───── Listing
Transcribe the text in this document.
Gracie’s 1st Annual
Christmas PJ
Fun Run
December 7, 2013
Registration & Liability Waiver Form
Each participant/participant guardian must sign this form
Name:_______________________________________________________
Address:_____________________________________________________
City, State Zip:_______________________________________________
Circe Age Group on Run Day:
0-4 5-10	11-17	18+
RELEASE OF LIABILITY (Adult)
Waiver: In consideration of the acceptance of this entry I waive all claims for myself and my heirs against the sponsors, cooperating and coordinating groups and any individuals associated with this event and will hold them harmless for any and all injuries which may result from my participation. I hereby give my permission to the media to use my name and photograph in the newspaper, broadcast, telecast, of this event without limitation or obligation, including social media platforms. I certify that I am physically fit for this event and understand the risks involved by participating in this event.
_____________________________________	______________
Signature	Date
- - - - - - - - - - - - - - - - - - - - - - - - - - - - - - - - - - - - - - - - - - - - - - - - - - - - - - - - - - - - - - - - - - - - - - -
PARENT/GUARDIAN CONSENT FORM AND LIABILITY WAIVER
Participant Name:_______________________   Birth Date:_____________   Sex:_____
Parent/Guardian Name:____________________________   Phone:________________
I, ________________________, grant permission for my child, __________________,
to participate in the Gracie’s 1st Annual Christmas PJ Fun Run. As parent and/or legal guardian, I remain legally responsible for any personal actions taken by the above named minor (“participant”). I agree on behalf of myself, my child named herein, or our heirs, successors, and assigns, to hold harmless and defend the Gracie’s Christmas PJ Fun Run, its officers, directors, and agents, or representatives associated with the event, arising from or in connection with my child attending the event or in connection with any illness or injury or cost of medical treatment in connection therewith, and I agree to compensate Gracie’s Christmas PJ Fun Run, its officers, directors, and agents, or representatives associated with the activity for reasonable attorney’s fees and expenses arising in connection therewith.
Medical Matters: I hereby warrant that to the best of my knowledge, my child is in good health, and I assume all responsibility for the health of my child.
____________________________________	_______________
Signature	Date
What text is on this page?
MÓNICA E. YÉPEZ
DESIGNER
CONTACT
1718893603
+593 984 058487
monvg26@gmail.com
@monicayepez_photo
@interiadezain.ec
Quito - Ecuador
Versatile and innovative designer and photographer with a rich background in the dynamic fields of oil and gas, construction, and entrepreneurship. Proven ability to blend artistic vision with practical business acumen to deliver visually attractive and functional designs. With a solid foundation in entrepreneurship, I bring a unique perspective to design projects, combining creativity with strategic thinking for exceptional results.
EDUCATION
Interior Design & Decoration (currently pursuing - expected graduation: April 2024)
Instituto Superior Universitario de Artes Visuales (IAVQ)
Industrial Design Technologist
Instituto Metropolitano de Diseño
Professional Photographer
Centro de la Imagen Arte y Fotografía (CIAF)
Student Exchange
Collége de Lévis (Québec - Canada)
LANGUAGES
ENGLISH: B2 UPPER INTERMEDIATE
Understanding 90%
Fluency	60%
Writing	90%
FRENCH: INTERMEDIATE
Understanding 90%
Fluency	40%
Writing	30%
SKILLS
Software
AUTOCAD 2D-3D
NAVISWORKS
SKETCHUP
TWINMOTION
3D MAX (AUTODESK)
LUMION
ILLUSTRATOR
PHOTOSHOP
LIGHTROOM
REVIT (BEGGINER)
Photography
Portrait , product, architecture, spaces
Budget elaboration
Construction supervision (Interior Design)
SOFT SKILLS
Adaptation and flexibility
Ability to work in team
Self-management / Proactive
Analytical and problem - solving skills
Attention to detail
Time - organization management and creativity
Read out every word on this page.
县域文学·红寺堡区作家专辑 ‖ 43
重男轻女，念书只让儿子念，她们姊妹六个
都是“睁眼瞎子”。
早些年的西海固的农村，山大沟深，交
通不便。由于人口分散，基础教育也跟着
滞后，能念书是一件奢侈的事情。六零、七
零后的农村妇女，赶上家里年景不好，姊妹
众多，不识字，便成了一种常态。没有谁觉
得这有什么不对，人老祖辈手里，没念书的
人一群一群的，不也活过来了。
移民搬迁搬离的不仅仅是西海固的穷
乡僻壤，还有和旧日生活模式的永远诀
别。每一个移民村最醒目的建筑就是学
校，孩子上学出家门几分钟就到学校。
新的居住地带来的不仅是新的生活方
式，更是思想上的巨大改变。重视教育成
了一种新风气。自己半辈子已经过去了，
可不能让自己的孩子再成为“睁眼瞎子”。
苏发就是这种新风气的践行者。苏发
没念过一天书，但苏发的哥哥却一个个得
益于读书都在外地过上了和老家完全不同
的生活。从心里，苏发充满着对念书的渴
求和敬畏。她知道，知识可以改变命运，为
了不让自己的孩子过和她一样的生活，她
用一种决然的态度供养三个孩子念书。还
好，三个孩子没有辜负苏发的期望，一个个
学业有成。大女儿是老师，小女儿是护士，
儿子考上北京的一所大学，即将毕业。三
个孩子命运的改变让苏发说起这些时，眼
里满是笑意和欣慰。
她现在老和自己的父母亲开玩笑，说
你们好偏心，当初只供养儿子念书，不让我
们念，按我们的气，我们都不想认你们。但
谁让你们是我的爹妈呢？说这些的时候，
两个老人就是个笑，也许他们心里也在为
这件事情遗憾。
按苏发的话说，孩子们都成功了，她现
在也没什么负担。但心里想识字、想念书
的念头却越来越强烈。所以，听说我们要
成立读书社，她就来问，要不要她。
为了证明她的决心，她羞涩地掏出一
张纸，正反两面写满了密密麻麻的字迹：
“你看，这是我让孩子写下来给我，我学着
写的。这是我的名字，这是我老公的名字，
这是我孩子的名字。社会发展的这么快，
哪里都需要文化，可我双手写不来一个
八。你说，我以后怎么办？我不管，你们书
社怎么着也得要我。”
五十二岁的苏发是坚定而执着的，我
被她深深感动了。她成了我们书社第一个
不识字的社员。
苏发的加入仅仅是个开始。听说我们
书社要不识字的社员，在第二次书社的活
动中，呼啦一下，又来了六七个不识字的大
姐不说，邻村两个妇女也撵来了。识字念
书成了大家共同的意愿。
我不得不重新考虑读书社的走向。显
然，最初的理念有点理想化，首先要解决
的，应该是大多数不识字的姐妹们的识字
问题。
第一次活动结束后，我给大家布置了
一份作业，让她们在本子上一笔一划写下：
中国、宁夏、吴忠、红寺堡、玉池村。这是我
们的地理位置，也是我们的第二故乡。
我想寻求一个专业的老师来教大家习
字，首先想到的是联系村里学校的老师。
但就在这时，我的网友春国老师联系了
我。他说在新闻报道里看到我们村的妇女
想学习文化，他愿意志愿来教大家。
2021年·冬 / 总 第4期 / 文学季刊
──────────
Work to be completed: All of the material above needs to be retyped word for word.

Exercise answer:
Transcribe the text in this document.
Gracie’s 1st Annual
Christmas PJ
Fun Run
December 7, 2013
Registration & Liability Waiver Form
Each participant/participant guardian must sign this form
Name:_______________________________________________________
Address:_____________________________________________________
City, State Zip:_______________________________________________
Circe Age Group on Run Day:
0-4 5-10	11-17	18+
RELEASE OF LIABILITY (Adult)
Waiver: In consideration of the acceptance of this entry I waive all claims for myself and my heirs against the sponsors, cooperating and coordinating groups and any individuals associated with this event and will hold them harmless for any and all injuries which may result from my participation. I hereby give my permission to the media to use my name and photograph in the newspaper, broadcast, telecast, of this event without limitation or obligation, including social media platforms. I certify that I am physically fit for this event and understand the risks involved by participating in this event.
_____________________________________	______________
Signature	Date
- - - - - - - - - - - - - - - - - - - - - - - - - - - - - - - - - - - - - - - - - - - - - - - - - - - - - - - - - - - - - - - - - - - - - - -
PARENT/GUARDIAN CONSENT FORM AND LIABILITY WAIVER
Participant Name:_______________________   Birth Date:_____________   Sex:_____
Parent/Guardian Name:____________________________   Phone:________________
I, ________________________, grant permission for my child, __________________,
to participate in the Gracie’s 1st Annual Christmas PJ Fun Run. As parent and/or legal guardian, I remain legally responsible for any personal actions taken by the above named minor (“participant”). I agree on behalf of myself, my child named herein, or our heirs, successors, and assigns, to hold harmless and defend the Gracie’s Christmas PJ Fun Run, its officers, directors, and agents, or representatives associated with the event, arising from or in connection with my child attending the event or in connection with any illness or injury or cost of medical treatment in connection therewith, and I agree to compensate Gracie’s Christmas PJ Fun Run, its officers, directors, and agents, or representatives associated with the activity for reasonable attorney’s fees and expenses arising in connection therewith.
Medical Matters: I hereby warrant that to the best of my knowledge, my child is in good health, and I assume all responsibility for the health of my child.
____________________________________	_______________
Signature	Date
What text is on this page?
MÓNICA E. YÉPEZ
DESIGNER
CONTACT
1718893603
+593 984 058487
monvg26@gmail.com
@monicayepez_photo
@interiadezain.ec
Quito - Ecuador
Versatile and innovative designer and photographer with a rich background in the dynamic fields of oil and gas, construction, and entrepreneurship. Proven ability to blend artistic vision with practical business acumen to deliver visually attractive and functional designs. With a solid foundation in entrepreneurship, I bring a unique perspective to design projects, combining creativity with strategic thinking for exceptional results.
EDUCATION
Interior Design & Decoration (currently pursuing - expected graduation: April 2024)
Instituto Superior Universitario de Artes Visuales (IAVQ)
Industrial Design Technologist
Instituto Metropolitano de Diseño
Professional Photographer
Centro de la Imagen Arte y Fotografía (CIAF)
Student Exchange
Collége de Lévis (Québec - Canada)
LANGUAGES
ENGLISH: B2 UPPER INTERMEDIATE
Understanding 90%
Fluency	60%
Writing	90%
FRENCH: INTERMEDIATE
Understanding 90%
Fluency	40%
Writing	30%
SKILLS
Software
AUTOCAD 2D-3D
NAVISWORKS
SKETCHUP
TWINMOTION
3D MAX (AUTODESK)
LUMION
ILLUSTRATOR
PHOTOSHOP
LIGHTROOM
REVIT (BEGGINER)
Photography
Portrait , product, architecture, spaces
Budget elaboration
Construction supervision (Interior Design)
SOFT SKILLS
Adaptation and flexibility
Ability to work in team
Self-management / Proactive
Analytical and problem - solving skills
Attention to detail
Time - organization management and creativity
Read out every word on this page.
县域文学·红寺堡区作家专辑 ‖ 43
重男轻女，念书只让儿子念，她们姊妹六个
都是“睁眼瞎子”。
早些年的西海固的农村，山大沟深，交
通不便。由于人口分散，基础教育也跟着
滞后，能念书是一件奢侈的事情。六零、七
零后的农村妇女，赶上家里年景不好，姊妹
众多，不识字，便成了一种常态。没有谁觉
得这有什么不对，人老祖辈手里，没念书的
人一群一群的，不也活过来了。
移民搬迁搬离的不仅仅是西海固的穷
乡僻壤，还有和旧日生活模式的永远诀
别。每一个移民村最醒目的建筑就是学
校，孩子上学出家门几分钟就到学校。
新的居住地带来的不仅是新的生活方
式，更是思想上的巨大改变。重视教育成
了一种新风气。自己半辈子已经过去了，
可不能让自己的孩子再成为“睁眼瞎子”。
苏发就是这种新风气的践行者。苏发
没念过一天书，但苏发的哥哥却一个个得
益于读书都在外地过上了和老家完全不同
的生活。从心里，苏发充满着对念书的渴
求和敬畏。她知道，知识可以改变命运，为
了不让自己的孩子过和她一样的生活，她
用一种决然的态度供养三个孩子念书。还
好，三个孩子没有辜负苏发的期望，一个个
学业有成。大女儿是老师，小女儿是护士，
儿子考上北京的一所大学，即将毕业。三
个孩子命运的改变让苏发说起这些时，眼
里满是笑意和欣慰。
她现在老和自己的父母亲开玩笑，说
你们好偏心，当初只供养儿子念书，不让我
们念，按我们的气，我们都不想认你们。但
谁让你们是我的爹妈呢？说这些的时候，
两个老人就是个笑，也许他们心里也在为
这件事情遗憾。
按苏发的话说，孩子们都成功了，她现
在也没什么负担。但心里想识字、想念书
的念头却越来越强烈。所以，听说我们要
成立读书社，她就来问，要不要她。
为了证明她的决心，她羞涩地掏出一
张纸，正反两面写满了密密麻麻的字迹：
“你看，这是我让孩子写下来给我，我学着
写的。这是我的名字，这是我老公的名字，
这是我孩子的名字。社会发展的这么快，
哪里都需要文化，可我双手写不来一个
八。你说，我以后怎么办？我不管，你们书
社怎么着也得要我。”
五十二岁的苏发是坚定而执着的，我
被她深深感动了。她成了我们书社第一个
不识字的社员。
苏发的加入仅仅是个开始。听说我们
书社要不识字的社员，在第二次书社的活
动中，呼啦一下，又来了六七个不识字的大
姐不说，邻村两个妇女也撵来了。识字念
书成了大家共同的意愿。
我不得不重新考虑读书社的走向。显
然，最初的理念有点理想化，首先要解决
的，应该是大多数不识字的姐妹们的识字
问题。
第一次活动结束后，我给大家布置了
一份作业，让她们在本子上一笔一划写下：
中国、宁夏、吴忠、红寺堡、玉池村。这是我
们的地理位置，也是我们的第二故乡。
我想寻求一个专业的老师来教大家习
字，首先想到的是联系村里学校的老师。
但就在这时，我的网友春国老师联系了
我。他说在新闻报道里看到我们村的妇女
想学习文化，他愿意志愿来教大家。
2021年·冬 / 总 第4期 / 文学季刊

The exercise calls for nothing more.